## THE PROBLEM
Copy all the data exactly, except the pictures.

## Collected data entries
__________
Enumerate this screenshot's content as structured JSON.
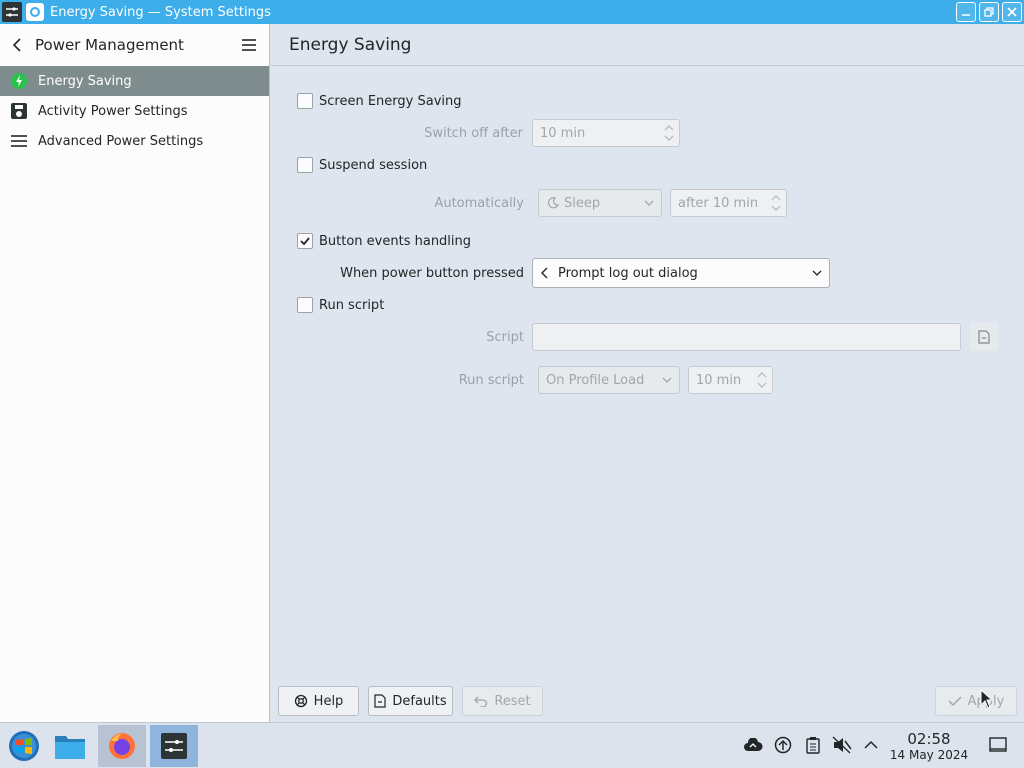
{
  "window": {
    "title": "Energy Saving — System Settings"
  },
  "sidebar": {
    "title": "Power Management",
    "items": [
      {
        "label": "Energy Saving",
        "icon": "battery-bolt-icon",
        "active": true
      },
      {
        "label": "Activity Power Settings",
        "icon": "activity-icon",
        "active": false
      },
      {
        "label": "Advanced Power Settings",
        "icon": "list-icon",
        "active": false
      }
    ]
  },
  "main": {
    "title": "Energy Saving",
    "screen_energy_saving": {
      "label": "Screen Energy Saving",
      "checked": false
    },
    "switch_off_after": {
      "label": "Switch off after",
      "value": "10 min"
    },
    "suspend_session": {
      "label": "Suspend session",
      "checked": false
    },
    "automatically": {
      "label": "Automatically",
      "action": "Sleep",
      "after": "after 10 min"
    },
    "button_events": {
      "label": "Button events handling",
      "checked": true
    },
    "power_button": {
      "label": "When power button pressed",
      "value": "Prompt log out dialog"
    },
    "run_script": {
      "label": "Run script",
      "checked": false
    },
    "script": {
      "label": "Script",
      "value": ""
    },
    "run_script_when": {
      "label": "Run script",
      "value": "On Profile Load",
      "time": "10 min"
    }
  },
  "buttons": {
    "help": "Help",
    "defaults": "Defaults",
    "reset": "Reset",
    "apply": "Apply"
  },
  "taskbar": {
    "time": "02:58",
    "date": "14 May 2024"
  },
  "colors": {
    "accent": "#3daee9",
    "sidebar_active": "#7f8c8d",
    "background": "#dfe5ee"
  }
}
__________
## EXERCISE SOLUTION
Enumerate this screenshot's content as structured JSON.
{
  "window": {
    "title": "Energy Saving — System Settings"
  },
  "sidebar": {
    "title": "Power Management",
    "items": [
      {
        "label": "Energy Saving",
        "icon": "battery-bolt-icon",
        "active": true
      },
      {
        "label": "Activity Power Settings",
        "icon": "activity-icon",
        "active": false
      },
      {
        "label": "Advanced Power Settings",
        "icon": "list-icon",
        "active": false
      }
    ]
  },
  "main": {
    "title": "Energy Saving",
    "screen_energy_saving": {
      "label": "Screen Energy Saving",
      "checked": false
    },
    "switch_off_after": {
      "label": "Switch off after",
      "value": "10 min"
    },
    "suspend_session": {
      "label": "Suspend session",
      "checked": false
    },
    "automatically": {
      "label": "Automatically",
      "action": "Sleep",
      "after": "after 10 min"
    },
    "button_events": {
      "label": "Button events handling",
      "checked": true
    },
    "power_button": {
      "label": "When power button pressed",
      "value": "Prompt log out dialog"
    },
    "run_script": {
      "label": "Run script",
      "checked": false
    },
    "script": {
      "label": "Script",
      "value": ""
    },
    "run_script_when": {
      "label": "Run script",
      "value": "On Profile Load",
      "time": "10 min"
    }
  },
  "buttons": {
    "help": "Help",
    "defaults": "Defaults",
    "reset": "Reset",
    "apply": "Apply"
  },
  "taskbar": {
    "time": "02:58",
    "date": "14 May 2024"
  },
  "colors": {
    "accent": "#3daee9",
    "sidebar_active": "#7f8c8d",
    "background": "#dfe5ee"
  }
}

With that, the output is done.